_Directive_:
Write each record again exactly as it stands.

_Provided information_:
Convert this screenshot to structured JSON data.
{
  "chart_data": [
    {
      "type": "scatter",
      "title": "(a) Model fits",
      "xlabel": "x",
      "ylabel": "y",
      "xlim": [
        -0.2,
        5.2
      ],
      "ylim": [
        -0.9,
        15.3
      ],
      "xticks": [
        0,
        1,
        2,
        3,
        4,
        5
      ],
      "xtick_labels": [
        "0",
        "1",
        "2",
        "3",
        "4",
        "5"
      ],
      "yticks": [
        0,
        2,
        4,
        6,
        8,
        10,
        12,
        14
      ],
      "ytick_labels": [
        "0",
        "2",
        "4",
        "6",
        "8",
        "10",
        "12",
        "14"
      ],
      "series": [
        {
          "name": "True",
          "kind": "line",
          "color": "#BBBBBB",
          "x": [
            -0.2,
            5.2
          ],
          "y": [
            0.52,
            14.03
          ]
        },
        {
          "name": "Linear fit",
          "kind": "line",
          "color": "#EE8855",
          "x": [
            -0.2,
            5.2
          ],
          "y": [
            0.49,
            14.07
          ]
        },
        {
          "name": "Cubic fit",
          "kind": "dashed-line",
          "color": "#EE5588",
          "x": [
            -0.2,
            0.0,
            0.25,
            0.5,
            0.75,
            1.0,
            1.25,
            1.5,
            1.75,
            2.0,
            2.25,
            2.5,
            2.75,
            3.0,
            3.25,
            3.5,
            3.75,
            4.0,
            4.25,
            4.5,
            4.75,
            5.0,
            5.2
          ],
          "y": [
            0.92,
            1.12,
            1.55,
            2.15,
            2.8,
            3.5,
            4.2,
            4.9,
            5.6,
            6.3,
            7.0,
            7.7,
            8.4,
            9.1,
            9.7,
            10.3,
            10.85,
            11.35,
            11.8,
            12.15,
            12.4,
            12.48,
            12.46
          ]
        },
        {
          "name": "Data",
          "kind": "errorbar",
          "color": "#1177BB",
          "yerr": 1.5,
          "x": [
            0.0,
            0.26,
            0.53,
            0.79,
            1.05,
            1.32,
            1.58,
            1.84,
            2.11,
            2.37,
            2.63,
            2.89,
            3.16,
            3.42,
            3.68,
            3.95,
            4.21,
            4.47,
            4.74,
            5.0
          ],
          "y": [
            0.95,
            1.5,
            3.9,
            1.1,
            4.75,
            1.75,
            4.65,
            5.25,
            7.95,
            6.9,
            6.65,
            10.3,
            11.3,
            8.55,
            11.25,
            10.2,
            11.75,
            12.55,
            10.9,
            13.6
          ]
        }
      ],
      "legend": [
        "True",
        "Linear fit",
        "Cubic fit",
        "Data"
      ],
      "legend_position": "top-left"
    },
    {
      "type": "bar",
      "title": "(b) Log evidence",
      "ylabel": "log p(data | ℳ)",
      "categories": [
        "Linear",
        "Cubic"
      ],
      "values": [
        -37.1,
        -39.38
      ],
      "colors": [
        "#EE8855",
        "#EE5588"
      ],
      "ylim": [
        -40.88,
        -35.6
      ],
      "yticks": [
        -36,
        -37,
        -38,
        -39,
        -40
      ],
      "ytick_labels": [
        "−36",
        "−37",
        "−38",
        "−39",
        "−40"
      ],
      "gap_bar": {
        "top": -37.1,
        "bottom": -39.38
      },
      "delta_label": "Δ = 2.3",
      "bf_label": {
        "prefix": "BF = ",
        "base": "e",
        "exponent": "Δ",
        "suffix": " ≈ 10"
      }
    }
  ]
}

_Written answer_:
Convert this screenshot to structured JSON data.
{
  "chart_data": [
    {
      "type": "scatter",
      "title": "(a) Model fits",
      "xlabel": "x",
      "ylabel": "y",
      "xlim": [
        -0.2,
        5.2
      ],
      "ylim": [
        -0.9,
        15.3
      ],
      "xticks": [
        0,
        1,
        2,
        3,
        4,
        5
      ],
      "xtick_labels": [
        "0",
        "1",
        "2",
        "3",
        "4",
        "5"
      ],
      "yticks": [
        0,
        2,
        4,
        6,
        8,
        10,
        12,
        14
      ],
      "ytick_labels": [
        "0",
        "2",
        "4",
        "6",
        "8",
        "10",
        "12",
        "14"
      ],
      "series": [
        {
          "name": "True",
          "kind": "line",
          "color": "#BBBBBB",
          "x": [
            -0.2,
            5.2
          ],
          "y": [
            0.52,
            14.03
          ]
        },
        {
          "name": "Linear fit",
          "kind": "line",
          "color": "#EE8855",
          "x": [
            -0.2,
            5.2
          ],
          "y": [
            0.49,
            14.07
          ]
        },
        {
          "name": "Cubic fit",
          "kind": "dashed-line",
          "color": "#EE5588",
          "x": [
            -0.2,
            0.0,
            0.25,
            0.5,
            0.75,
            1.0,
            1.25,
            1.5,
            1.75,
            2.0,
            2.25,
            2.5,
            2.75,
            3.0,
            3.25,
            3.5,
            3.75,
            4.0,
            4.25,
            4.5,
            4.75,
            5.0,
            5.2
          ],
          "y": [
            0.92,
            1.12,
            1.55,
            2.15,
            2.8,
            3.5,
            4.2,
            4.9,
            5.6,
            6.3,
            7.0,
            7.7,
            8.4,
            9.1,
            9.7,
            10.3,
            10.85,
            11.35,
            11.8,
            12.15,
            12.4,
            12.48,
            12.46
          ]
        },
        {
          "name": "Data",
          "kind": "errorbar",
          "color": "#1177BB",
          "yerr": 1.5,
          "x": [
            0.0,
            0.26,
            0.53,
            0.79,
            1.05,
            1.32,
            1.58,
            1.84,
            2.11,
            2.37,
            2.63,
            2.89,
            3.16,
            3.42,
            3.68,
            3.95,
            4.21,
            4.47,
            4.74,
            5.0
          ],
          "y": [
            0.95,
            1.5,
            3.9,
            1.1,
            4.75,
            1.75,
            4.65,
            5.25,
            7.95,
            6.9,
            6.65,
            10.3,
            11.3,
            8.55,
            11.25,
            10.2,
            11.75,
            12.55,
            10.9,
            13.6
          ]
        }
      ],
      "legend": [
        "True",
        "Linear fit",
        "Cubic fit",
        "Data"
      ],
      "legend_position": "top-left"
    },
    {
      "type": "bar",
      "title": "(b) Log evidence",
      "ylabel": "log p(data | ℳ)",
      "categories": [
        "Linear",
        "Cubic"
      ],
      "values": [
        -37.1,
        -39.38
      ],
      "colors": [
        "#EE8855",
        "#EE5588"
      ],
      "ylim": [
        -40.88,
        -35.6
      ],
      "yticks": [
        -36,
        -37,
        -38,
        -39,
        -40
      ],
      "ytick_labels": [
        "−36",
        "−37",
        "−38",
        "−39",
        "−40"
      ],
      "gap_bar": {
        "top": -37.1,
        "bottom": -39.38
      },
      "delta_label": "Δ = 2.3",
      "bf_label": {
        "prefix": "BF = ",
        "base": "e",
        "exponent": "Δ",
        "suffix": " ≈ 10"
      }
    }
  ]
}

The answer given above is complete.